DESCRIPTION OF THE TASK:
Reproduce every record below exactly as it appears.

DATA FOR PROCESSING:
--- START ---

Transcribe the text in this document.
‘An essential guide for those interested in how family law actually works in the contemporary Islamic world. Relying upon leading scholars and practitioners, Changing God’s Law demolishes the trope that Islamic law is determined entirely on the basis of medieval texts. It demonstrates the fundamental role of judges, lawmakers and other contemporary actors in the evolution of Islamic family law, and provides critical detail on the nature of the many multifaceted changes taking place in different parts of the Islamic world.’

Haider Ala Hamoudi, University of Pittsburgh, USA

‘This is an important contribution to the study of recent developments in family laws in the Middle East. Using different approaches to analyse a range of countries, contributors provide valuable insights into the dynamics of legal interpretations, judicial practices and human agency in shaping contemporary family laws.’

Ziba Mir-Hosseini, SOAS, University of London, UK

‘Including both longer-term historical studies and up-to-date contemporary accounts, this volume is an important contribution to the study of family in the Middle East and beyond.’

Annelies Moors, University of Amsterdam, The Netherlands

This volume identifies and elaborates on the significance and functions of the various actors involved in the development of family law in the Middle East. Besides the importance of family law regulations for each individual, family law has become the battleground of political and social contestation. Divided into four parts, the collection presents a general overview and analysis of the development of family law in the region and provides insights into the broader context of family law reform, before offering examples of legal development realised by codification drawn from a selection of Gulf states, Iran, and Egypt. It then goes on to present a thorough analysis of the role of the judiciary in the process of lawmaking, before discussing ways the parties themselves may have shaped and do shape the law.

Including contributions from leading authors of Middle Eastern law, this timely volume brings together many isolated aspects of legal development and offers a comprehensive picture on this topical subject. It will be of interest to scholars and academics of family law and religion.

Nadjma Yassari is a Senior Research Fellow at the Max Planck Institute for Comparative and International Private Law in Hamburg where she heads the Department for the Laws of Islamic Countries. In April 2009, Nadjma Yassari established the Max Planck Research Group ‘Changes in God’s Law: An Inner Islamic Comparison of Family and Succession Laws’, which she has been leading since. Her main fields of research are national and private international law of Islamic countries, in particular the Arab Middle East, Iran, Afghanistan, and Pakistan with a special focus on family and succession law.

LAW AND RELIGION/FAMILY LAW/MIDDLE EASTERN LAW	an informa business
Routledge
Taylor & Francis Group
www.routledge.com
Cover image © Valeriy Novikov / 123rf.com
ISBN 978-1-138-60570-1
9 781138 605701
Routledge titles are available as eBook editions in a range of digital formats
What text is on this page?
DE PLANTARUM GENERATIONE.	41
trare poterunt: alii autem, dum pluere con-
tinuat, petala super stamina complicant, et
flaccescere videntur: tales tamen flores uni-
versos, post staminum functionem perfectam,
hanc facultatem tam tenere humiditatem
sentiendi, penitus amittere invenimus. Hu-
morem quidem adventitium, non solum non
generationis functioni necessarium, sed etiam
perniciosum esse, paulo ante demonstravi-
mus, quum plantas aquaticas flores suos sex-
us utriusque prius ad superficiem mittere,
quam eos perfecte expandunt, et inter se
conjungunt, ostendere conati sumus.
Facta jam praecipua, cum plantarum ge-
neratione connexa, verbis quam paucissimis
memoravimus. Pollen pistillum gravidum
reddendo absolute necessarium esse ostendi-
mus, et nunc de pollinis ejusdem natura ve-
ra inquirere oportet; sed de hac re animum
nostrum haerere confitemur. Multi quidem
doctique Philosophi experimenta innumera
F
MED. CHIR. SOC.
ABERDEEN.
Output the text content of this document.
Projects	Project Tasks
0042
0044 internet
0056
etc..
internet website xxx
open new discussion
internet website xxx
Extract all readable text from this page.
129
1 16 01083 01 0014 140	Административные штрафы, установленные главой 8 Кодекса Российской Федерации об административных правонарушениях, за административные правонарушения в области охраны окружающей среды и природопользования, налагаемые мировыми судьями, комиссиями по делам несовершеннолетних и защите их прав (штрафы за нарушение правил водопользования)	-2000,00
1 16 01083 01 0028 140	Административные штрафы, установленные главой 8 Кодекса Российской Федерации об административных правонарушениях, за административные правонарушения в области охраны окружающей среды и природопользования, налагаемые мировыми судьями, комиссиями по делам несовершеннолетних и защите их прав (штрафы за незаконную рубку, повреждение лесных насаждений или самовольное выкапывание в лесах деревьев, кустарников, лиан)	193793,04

--- END ---

REPLY:
Transcribe the text in this document.
‘An essential guide for those interested in how family law actually works in the contemporary Islamic world. Relying upon leading scholars and practitioners, Changing God’s Law demolishes the trope that Islamic law is determined entirely on the basis of medieval texts. It demonstrates the fundamental role of judges, lawmakers and other contemporary actors in the evolution of Islamic family law, and provides critical detail on the nature of the many multifaceted changes taking place in different parts of the Islamic world.’

Haider Ala Hamoudi, University of Pittsburgh, USA

‘This is an important contribution to the study of recent developments in family laws in the Middle East. Using different approaches to analyse a range of countries, contributors provide valuable insights into the dynamics of legal interpretations, judicial practices and human agency in shaping contemporary family laws.’

Ziba Mir-Hosseini, SOAS, University of London, UK

‘Including both longer-term historical studies and up-to-date contemporary accounts, this volume is an important contribution to the study of family in the Middle East and beyond.’

Annelies Moors, University of Amsterdam, The Netherlands

This volume identifies and elaborates on the significance and functions of the various actors involved in the development of family law in the Middle East. Besides the importance of family law regulations for each individual, family law has become the battleground of political and social contestation. Divided into four parts, the collection presents a general overview and analysis of the development of family law in the region and provides insights into the broader context of family law reform, before offering examples of legal development realised by codification drawn from a selection of Gulf states, Iran, and Egypt. It then goes on to present a thorough analysis of the role of the judiciary in the process of lawmaking, before discussing ways the parties themselves may have shaped and do shape the law.

Including contributions from leading authors of Middle Eastern law, this timely volume brings together many isolated aspects of legal development and offers a comprehensive picture on this topical subject. It will be of interest to scholars and academics of family law and religion.

Nadjma Yassari is a Senior Research Fellow at the Max Planck Institute for Comparative and International Private Law in Hamburg where she heads the Department for the Laws of Islamic Countries. In April 2009, Nadjma Yassari established the Max Planck Research Group ‘Changes in God’s Law: An Inner Islamic Comparison of Family and Succession Laws’, which she has been leading since. Her main fields of research are national and private international law of Islamic countries, in particular the Arab Middle East, Iran, Afghanistan, and Pakistan with a special focus on family and succession law.

LAW AND RELIGION/FAMILY LAW/MIDDLE EASTERN LAW	an informa business
Routledge
Taylor & Francis Group
www.routledge.com
Cover image © Valeriy Novikov / 123rf.com
ISBN 978-1-138-60570-1
9 781138 605701
Routledge titles are available as eBook editions in a range of digital formats
What text is on this page?
DE PLANTARUM GENERATIONE.	41
trare poterunt: alii autem, dum pluere con-
tinuat, petala super stamina complicant, et
flaccescere videntur: tales tamen flores uni-
versos, post staminum functionem perfectam,
hanc facultatem tam tenere humiditatem
sentiendi, penitus amittere invenimus. Hu-
morem quidem adventitium, non solum non
generationis functioni necessarium, sed etiam
perniciosum esse, paulo ante demonstravi-
mus, quum plantas aquaticas flores suos sex-
us utriusque prius ad superficiem mittere,
quam eos perfecte expandunt, et inter se
conjungunt, ostendere conati sumus.
Facta jam praecipua, cum plantarum ge-
neratione connexa, verbis quam paucissimis
memoravimus. Pollen pistillum gravidum
reddendo absolute necessarium esse ostendi-
mus, et nunc de pollinis ejusdem natura ve-
ra inquirere oportet; sed de hac re animum
nostrum haerere confitemur. Multi quidem
doctique Philosophi experimenta innumera
F
MED. CHIR. SOC.
ABERDEEN.
Output the text content of this document.
Projects	Project Tasks
0042
0044 internet
0056
etc..
internet website xxx
open new discussion
internet website xxx
Extract all readable text from this page.
129
1 16 01083 01 0014 140	Административные штрафы, установленные главой 8 Кодекса Российской Федерации об административных правонарушениях, за административные правонарушения в области охраны окружающей среды и природопользования, налагаемые мировыми судьями, комиссиями по делам несовершеннолетних и защите их прав (штрафы за нарушение правил водопользования)	-2000,00
1 16 01083 01 0028 140	Административные штрафы, установленные главой 8 Кодекса Российской Федерации об административных правонарушениях, за административные правонарушения в области охраны окружающей среды и природопользования, налагаемые мировыми судьями, комиссиями по делам несовершеннолетних и защите их прав (штрафы за незаконную рубку, повреждение лесных насаждений или самовольное выкапывание в лесах деревьев, кустарников, лиан)	193793,04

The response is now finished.